═════ RECORDS FOR THE TASK ═════
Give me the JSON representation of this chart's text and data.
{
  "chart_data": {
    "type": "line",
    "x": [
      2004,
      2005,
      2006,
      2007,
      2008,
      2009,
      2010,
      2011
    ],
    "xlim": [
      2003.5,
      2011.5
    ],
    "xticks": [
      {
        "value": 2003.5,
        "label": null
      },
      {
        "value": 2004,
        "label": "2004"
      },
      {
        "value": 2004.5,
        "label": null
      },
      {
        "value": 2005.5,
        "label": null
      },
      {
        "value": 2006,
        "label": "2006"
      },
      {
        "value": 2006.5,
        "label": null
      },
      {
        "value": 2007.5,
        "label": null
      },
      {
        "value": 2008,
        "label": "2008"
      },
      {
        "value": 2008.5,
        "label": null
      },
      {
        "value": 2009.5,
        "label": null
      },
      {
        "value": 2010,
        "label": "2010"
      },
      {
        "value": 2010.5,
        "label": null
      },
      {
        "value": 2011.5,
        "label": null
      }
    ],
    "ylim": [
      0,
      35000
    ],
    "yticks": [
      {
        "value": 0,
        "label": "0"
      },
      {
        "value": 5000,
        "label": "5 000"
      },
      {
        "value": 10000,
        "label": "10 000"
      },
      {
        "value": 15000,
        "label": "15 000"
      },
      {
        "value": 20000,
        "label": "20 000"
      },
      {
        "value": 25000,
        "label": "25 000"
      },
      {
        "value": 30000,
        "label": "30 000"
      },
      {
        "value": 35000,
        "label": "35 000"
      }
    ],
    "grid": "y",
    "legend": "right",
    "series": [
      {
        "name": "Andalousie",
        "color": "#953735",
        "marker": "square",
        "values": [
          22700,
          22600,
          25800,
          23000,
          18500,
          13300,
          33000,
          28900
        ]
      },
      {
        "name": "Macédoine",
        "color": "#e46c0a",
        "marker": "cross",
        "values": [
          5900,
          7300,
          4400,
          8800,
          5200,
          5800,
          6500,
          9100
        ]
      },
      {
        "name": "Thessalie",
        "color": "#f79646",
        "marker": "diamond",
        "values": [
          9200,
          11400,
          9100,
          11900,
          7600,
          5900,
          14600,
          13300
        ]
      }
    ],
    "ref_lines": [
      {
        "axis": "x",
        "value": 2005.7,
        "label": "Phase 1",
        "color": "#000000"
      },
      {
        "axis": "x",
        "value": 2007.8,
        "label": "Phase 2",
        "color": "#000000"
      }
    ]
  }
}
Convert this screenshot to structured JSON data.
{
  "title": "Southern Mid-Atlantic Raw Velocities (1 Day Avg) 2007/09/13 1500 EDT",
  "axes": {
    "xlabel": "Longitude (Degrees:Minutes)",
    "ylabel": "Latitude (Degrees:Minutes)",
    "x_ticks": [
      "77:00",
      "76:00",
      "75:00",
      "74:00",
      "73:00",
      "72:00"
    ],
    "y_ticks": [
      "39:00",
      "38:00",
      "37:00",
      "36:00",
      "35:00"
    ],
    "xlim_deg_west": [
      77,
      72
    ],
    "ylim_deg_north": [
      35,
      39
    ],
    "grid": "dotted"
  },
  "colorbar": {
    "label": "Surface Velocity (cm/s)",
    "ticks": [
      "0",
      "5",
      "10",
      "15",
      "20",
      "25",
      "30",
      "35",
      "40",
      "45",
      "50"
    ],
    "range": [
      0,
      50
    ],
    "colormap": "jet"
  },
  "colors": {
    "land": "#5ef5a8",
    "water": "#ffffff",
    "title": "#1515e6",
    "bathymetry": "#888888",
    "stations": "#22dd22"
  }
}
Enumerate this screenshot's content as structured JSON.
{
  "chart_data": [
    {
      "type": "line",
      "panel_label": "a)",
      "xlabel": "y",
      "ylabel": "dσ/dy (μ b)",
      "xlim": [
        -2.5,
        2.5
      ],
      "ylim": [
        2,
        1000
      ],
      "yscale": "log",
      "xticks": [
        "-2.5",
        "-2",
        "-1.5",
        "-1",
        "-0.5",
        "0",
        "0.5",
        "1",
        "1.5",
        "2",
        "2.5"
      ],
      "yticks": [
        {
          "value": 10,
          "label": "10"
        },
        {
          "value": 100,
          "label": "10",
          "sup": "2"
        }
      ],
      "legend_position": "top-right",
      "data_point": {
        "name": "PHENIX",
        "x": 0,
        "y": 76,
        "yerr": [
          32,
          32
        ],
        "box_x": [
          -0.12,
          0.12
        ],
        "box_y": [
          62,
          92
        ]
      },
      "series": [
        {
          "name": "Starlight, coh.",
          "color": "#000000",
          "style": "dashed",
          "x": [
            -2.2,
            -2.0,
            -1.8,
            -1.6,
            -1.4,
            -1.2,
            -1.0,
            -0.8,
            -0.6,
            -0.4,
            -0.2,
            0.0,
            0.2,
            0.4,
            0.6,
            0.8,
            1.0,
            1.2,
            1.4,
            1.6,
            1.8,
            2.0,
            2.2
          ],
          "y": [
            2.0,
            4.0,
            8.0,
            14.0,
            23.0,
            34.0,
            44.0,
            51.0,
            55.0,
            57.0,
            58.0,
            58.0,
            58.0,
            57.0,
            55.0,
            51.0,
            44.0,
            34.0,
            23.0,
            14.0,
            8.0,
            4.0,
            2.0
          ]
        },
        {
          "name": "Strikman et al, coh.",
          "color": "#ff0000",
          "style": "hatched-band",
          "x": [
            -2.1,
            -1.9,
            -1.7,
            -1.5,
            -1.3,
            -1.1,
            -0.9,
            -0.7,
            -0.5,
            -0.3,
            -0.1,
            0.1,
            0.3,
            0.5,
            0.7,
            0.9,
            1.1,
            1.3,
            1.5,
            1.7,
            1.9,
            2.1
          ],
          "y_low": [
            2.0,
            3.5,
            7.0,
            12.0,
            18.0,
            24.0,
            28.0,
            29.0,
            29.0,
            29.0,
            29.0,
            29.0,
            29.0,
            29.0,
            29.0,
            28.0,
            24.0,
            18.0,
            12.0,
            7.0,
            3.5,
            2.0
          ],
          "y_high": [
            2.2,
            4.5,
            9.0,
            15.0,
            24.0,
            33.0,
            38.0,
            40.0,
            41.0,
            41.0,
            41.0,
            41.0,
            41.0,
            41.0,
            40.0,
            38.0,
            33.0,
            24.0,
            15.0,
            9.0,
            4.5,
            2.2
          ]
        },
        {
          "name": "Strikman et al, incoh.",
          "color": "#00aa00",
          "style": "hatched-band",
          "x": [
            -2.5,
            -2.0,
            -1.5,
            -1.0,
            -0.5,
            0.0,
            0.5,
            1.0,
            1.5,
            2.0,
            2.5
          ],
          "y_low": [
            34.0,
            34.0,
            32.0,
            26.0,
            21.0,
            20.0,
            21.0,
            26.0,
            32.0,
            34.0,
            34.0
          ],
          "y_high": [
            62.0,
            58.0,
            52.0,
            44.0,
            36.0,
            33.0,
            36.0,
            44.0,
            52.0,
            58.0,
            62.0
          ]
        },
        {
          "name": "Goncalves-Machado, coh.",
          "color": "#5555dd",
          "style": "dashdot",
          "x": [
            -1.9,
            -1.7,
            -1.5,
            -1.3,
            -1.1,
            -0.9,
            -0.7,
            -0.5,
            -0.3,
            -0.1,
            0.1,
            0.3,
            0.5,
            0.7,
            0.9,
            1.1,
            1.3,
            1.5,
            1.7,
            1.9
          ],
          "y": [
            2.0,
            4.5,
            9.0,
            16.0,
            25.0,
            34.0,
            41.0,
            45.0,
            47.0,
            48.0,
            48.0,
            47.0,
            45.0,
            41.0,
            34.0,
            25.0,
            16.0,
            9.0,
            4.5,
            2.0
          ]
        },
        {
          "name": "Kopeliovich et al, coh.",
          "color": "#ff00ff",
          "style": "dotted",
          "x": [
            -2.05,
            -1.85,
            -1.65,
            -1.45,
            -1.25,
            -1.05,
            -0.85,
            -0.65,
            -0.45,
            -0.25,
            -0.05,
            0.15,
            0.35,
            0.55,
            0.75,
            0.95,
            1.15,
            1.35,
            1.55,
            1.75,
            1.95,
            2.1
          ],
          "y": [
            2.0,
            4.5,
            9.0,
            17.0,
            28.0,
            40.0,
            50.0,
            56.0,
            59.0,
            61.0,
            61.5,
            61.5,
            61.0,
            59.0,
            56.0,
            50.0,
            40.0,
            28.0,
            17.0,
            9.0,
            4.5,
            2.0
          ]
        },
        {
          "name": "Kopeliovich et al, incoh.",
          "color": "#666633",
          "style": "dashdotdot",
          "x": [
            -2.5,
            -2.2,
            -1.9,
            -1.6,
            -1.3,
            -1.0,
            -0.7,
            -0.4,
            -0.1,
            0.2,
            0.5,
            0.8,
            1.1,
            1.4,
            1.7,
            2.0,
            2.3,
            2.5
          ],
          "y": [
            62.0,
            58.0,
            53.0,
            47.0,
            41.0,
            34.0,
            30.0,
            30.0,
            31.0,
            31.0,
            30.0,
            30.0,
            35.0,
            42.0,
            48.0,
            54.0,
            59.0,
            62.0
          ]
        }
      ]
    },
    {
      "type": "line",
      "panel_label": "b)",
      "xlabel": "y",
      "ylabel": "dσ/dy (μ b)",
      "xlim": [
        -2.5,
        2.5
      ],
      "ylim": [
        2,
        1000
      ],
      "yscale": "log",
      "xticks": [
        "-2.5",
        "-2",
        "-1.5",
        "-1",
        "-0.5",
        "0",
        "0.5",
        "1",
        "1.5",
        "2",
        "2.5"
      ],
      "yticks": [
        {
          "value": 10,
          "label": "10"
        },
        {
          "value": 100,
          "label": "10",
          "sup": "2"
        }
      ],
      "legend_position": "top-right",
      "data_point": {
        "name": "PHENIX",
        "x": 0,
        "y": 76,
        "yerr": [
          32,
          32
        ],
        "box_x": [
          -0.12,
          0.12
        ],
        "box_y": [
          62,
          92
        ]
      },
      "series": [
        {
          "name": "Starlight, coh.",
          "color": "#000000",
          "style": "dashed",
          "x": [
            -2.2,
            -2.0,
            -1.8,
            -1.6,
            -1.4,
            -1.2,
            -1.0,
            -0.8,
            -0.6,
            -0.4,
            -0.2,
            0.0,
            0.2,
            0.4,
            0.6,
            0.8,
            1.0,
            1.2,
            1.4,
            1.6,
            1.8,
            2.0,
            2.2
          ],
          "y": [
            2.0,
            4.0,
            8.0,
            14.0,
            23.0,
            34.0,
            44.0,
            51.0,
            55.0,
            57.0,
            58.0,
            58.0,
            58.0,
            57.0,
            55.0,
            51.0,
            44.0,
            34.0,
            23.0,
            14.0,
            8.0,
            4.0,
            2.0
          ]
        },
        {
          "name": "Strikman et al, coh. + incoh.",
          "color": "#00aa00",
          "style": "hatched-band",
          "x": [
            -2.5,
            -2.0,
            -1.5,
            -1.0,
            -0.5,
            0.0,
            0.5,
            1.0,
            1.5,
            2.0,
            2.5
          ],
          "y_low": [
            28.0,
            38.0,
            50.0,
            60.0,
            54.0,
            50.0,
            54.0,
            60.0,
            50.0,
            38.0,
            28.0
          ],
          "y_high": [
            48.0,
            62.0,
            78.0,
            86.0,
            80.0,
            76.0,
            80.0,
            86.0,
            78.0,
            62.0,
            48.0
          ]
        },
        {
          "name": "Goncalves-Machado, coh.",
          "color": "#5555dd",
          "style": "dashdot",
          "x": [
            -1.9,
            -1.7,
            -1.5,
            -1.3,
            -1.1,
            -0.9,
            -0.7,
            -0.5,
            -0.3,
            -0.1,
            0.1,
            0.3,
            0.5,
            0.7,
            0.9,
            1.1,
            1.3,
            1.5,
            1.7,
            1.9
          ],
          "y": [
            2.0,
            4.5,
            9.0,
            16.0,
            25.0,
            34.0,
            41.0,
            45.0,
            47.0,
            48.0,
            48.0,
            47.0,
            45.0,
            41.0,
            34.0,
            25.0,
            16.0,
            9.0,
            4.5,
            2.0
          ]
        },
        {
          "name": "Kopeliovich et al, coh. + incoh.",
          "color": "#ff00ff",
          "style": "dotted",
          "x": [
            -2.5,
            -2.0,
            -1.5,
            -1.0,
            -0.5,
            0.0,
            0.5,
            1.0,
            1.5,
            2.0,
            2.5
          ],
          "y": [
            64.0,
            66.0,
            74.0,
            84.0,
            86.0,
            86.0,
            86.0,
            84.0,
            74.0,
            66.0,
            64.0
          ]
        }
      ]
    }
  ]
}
═════
Copy each line of the listing in which the word "Strikman" can be found.

ANSWER FOR THIS EXERCISE
          "name": "Strikman et al, coh.",
          "name": "Strikman et al, incoh.",
          "name": "Strikman et al, coh. + incoh.",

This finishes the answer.